Transcribe the records that follow, preserving every word.

## Record extracts
* * * *

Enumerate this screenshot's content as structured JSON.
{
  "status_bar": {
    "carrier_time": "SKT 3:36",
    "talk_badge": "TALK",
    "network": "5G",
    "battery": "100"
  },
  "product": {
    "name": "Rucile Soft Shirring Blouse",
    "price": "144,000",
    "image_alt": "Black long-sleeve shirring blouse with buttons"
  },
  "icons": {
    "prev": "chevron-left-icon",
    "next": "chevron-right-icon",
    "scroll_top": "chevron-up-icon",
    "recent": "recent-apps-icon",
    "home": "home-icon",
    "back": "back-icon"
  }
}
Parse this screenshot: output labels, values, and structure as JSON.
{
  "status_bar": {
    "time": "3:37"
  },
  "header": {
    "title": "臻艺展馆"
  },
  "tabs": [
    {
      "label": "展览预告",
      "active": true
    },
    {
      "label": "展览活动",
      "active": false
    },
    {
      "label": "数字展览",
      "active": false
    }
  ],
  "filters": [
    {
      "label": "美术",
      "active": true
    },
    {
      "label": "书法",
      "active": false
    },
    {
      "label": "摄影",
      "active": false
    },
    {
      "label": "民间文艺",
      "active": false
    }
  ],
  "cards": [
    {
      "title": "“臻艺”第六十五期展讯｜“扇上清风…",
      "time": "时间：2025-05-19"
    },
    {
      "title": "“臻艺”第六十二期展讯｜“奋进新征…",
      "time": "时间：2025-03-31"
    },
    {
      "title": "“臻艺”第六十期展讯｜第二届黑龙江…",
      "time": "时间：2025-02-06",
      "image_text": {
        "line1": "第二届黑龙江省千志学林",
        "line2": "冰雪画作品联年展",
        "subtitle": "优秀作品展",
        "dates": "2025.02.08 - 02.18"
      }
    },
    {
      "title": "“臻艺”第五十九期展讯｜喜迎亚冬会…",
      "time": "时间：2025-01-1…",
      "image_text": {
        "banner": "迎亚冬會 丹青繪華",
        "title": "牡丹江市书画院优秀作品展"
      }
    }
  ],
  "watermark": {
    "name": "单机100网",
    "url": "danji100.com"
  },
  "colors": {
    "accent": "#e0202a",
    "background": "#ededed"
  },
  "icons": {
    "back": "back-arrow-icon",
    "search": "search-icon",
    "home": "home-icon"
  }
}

* * * *

## Result for this exercise
Enumerate this screenshot's content as structured JSON.
{
  "status_bar": {
    "carrier_time": "SKT 3:36",
    "talk_badge": "TALK",
    "network": "5G",
    "battery": "100"
  },
  "product": {
    "name": "Rucile Soft Shirring Blouse",
    "price": "144,000",
    "image_alt": "Black long-sleeve shirring blouse with buttons"
  },
  "icons": {
    "prev": "chevron-left-icon",
    "next": "chevron-right-icon",
    "scroll_top": "chevron-up-icon",
    "recent": "recent-apps-icon",
    "home": "home-icon",
    "back": "back-icon"
  }
}
Parse this screenshot: output labels, values, and structure as JSON.
{
  "status_bar": {
    "time": "3:37"
  },
  "header": {
    "title": "臻艺展馆"
  },
  "tabs": [
    {
      "label": "展览预告",
      "active": true
    },
    {
      "label": "展览活动",
      "active": false
    },
    {
      "label": "数字展览",
      "active": false
    }
  ],
  "filters": [
    {
      "label": "美术",
      "active": true
    },
    {
      "label": "书法",
      "active": false
    },
    {
      "label": "摄影",
      "active": false
    },
    {
      "label": "民间文艺",
      "active": false
    }
  ],
  "cards": [
    {
      "title": "“臻艺”第六十五期展讯｜“扇上清风…",
      "time": "时间：2025-05-19"
    },
    {
      "title": "“臻艺”第六十二期展讯｜“奋进新征…",
      "time": "时间：2025-03-31"
    },
    {
      "title": "“臻艺”第六十期展讯｜第二届黑龙江…",
      "time": "时间：2025-02-06",
      "image_text": {
        "line1": "第二届黑龙江省千志学林",
        "line2": "冰雪画作品联年展",
        "subtitle": "优秀作品展",
        "dates": "2025.02.08 - 02.18"
      }
    },
    {
      "title": "“臻艺”第五十九期展讯｜喜迎亚冬会…",
      "time": "时间：2025-01-1…",
      "image_text": {
        "banner": "迎亚冬會 丹青繪華",
        "title": "牡丹江市书画院优秀作品展"
      }
    }
  ],
  "watermark": {
    "name": "单机100网",
    "url": "danji100.com"
  },
  "colors": {
    "accent": "#e0202a",
    "background": "#ededed"
  },
  "icons": {
    "back": "back-arrow-icon",
    "search": "search-icon",
    "home": "home-icon"
  }
}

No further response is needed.